Items from a data source:
================================

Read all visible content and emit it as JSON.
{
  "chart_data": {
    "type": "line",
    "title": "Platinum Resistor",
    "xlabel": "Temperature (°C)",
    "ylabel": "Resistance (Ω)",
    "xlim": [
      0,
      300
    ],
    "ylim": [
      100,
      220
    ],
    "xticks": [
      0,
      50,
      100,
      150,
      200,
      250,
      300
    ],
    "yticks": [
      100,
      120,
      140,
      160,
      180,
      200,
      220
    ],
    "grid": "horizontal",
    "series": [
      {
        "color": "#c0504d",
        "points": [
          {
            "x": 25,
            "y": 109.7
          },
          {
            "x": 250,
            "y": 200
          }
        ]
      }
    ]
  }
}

================================

Quote all of the entries verbatim.

Read all visible content and emit it as JSON.
{
  "chart_data": {
    "type": "line",
    "title": "Platinum Resistor",
    "xlabel": "Temperature (°C)",
    "ylabel": "Resistance (Ω)",
    "xlim": [
      0,
      300
    ],
    "ylim": [
      100,
      220
    ],
    "xticks": [
      0,
      50,
      100,
      150,
      200,
      250,
      300
    ],
    "yticks": [
      100,
      120,
      140,
      160,
      180,
      200,
      220
    ],
    "grid": "horizontal",
    "series": [
      {
        "color": "#c0504d",
        "points": [
          {
            "x": 25,
            "y": 109.7
          },
          {
            "x": 250,
            "y": 200
          }
        ]
      }
    ]
  }
}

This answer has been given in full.